Data listing:
-- Begin --
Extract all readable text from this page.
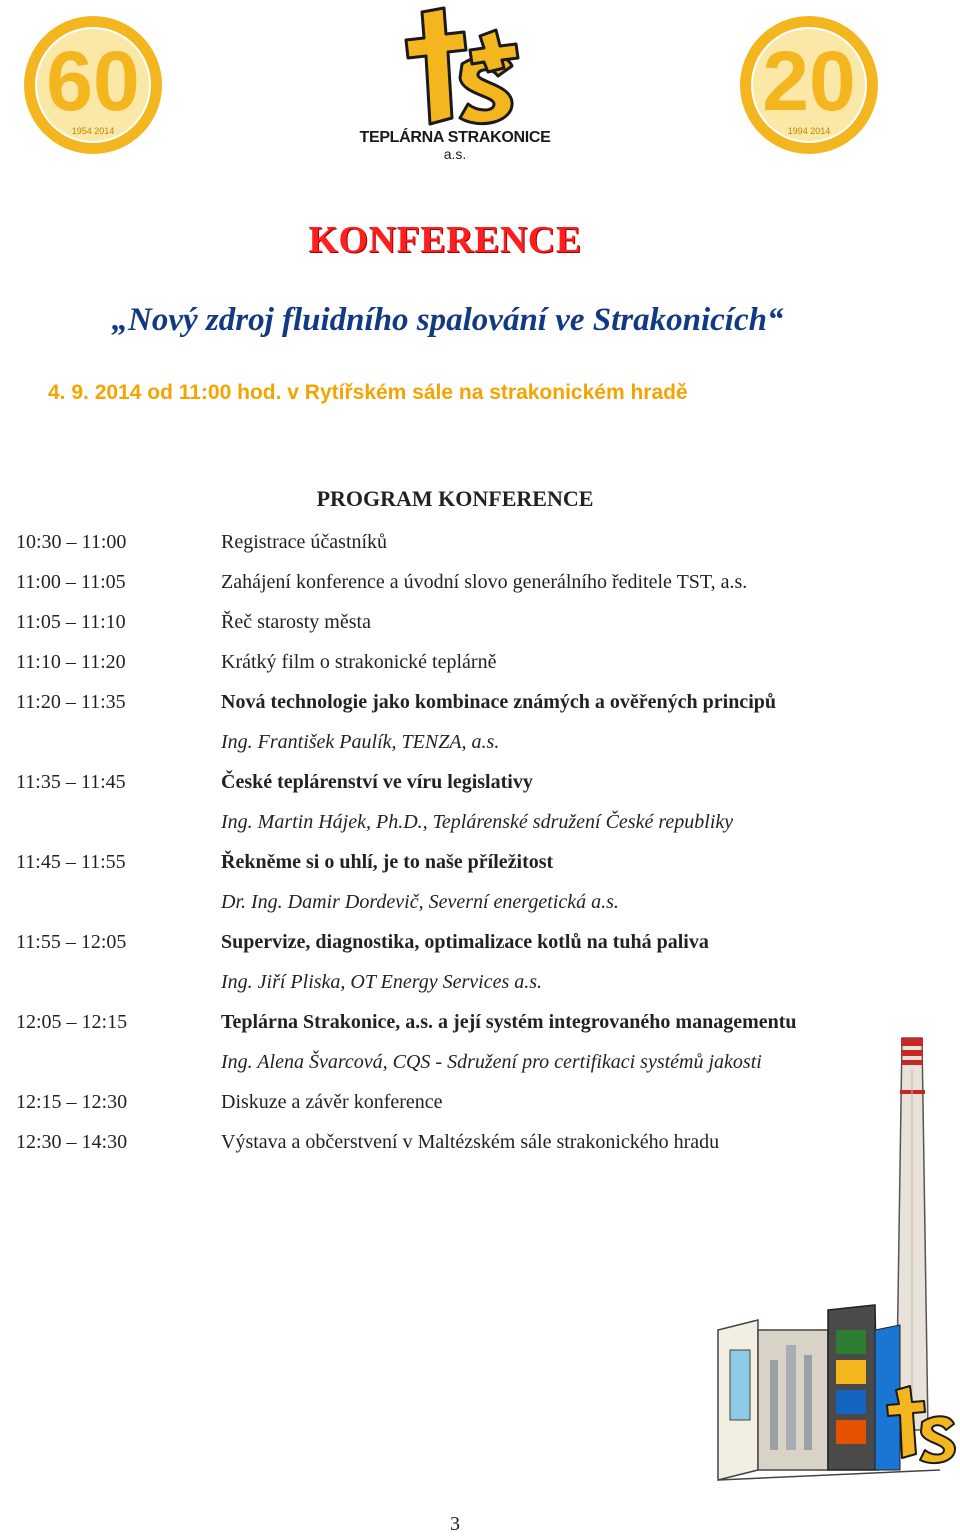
60
1954 2014
20
1994 2014
TEPLÁRNA STRAKONICE
a.s.
KONFERENCE
„Nový zdroj fluidního spalování ve Strakonicích“
4. 9. 2014 od 11:00 hod. v Rytířském sále na strakonickém hradě
PROGRAM KONFERENCE
10:30 – 11:00	Registrace účastníků
11:00 – 11:05	Zahájení konference a úvodní slovo generálního ředitele TST, a.s.
11:05 – 11:10	Řeč starosty města
11:10 – 11:20	Krátký film o strakonické teplárně
11:20 – 11:35	Nová technologie jako kombinace známých a ověřených principů
Ing. František Paulík, TENZA, a.s.
11:35 – 11:45	České teplárenství ve víru legislativy
Ing. Martin Hájek, Ph.D., Teplárenské sdružení České republiky
11:45 – 11:55	Řekněme si o uhlí, je to naše příležitost
Dr. Ing. Damir Dordevič, Severní energetická a.s.
11:55 – 12:05	Supervize, diagnostika, optimalizace kotlů na tuhá paliva
Ing. Jiří Pliska, OT Energy Services a.s.
12:05 – 12:15	Teplárna Strakonice, a.s. a její systém integrovaného managementu
Ing. Alena Švarcová, CQS - Sdružení pro certifikaci systémů jakosti
12:15 – 12:30	Diskuze a závěr konference
12:30 – 14:30	Výstava a občerstvení v Maltézském sále strakonického hradu
3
-- End --
§ INSTRUCTIONS TO FOLLOW
Gather each line in these records that contains the string "České".

§ CORRECT RESULT
11:35 – 11:45	České teplárenství ve víru legislativy
Ing. Martin Hájek, Ph.D., Teplárenské sdružení České republiky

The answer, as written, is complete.